Luke Fowler  17:02  

What was John Cage's phrase? “You don't have to call it music if the term offends you.” Or something like that. Yeah, I consider it to be music. But definitely Éric’s part is much more compositional, and I think all the sounds are natural sounds that we're recording on location. But it sounds like he's done some filtering to them. And there's much more of a montage, perhaps, of layering, and that is an equivalent to the visual montage.

David Pendleton  17:45  

Right? Right. Well, that was one thing I was going to say is that it seems like Part One of Grammar for Listening really is about thinking about what these sounds are or the relationship between the sound and the image. And, the second part seems to be much more about montage in a way. Because often, in Part One, at least there are overlaps. Sometimes what we see and what we hear are the same thing. Whereas in Part Two, there's much less of that. And you have moments where the creaking of the ropes juxtaposed with a shot of like a blade of grass, for instance, which almost could be this sort of Einsteinian moment of a montage where the sound and the image combine to give you a different image.

Luke Fowler  18:30  

Sure. Yeah, I think we were thinking about vertical montage. And I think we were thinking about trying to make the three pieces very discreet and have a definite structural and visual organization, visual and sonic organization. So yeah, there’s sync-sound in the first one, and there's little sync-sound in the second one, and the colors are used as sort of chapter headings to delineate when and I think in each chapter, there's maybe two locations. I can't recall now whether the locations are… Yeah, there's not really a diaristic like, or indexical relationship between the montage or the... Each chapter has maybe two places or two locations, and then it's just, we're working with them. The first cut of the film was much more chaotic. There was really no sense of location. I think it was much more desperate. And Éric had a problem with that, so we changed it.

RECORDED INFORMATION >>

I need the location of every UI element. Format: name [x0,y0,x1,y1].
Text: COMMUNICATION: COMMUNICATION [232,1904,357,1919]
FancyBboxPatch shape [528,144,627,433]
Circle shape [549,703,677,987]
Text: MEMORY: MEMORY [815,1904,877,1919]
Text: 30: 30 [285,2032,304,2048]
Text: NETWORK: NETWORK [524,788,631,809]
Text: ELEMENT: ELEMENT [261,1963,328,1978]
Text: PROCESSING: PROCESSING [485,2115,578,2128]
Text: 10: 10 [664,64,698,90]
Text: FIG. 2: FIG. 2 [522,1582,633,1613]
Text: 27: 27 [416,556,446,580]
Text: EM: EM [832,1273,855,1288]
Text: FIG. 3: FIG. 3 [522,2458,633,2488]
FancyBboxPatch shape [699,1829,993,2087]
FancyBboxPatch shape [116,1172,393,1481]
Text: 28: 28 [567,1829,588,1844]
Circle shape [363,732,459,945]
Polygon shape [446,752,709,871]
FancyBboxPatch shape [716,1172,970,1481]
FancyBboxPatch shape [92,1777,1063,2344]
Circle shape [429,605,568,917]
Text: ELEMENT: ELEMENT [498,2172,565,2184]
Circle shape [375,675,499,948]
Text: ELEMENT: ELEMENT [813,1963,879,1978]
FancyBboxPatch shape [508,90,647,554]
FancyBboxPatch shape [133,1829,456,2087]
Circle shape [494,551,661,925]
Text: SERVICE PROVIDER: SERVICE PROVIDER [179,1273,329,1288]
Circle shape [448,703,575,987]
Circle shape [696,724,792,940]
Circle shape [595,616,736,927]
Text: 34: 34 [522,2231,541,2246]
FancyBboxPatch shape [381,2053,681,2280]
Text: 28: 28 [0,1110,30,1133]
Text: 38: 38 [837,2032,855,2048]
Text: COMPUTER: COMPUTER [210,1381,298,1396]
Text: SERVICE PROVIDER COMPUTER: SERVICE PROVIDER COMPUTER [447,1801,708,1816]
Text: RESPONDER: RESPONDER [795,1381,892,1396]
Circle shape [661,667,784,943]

JOB >> In the interview transcript, what does Luke Fowler say the colors in the film are used as?

SOLUTION >> As a sort of chapter headings, to delineate the sections.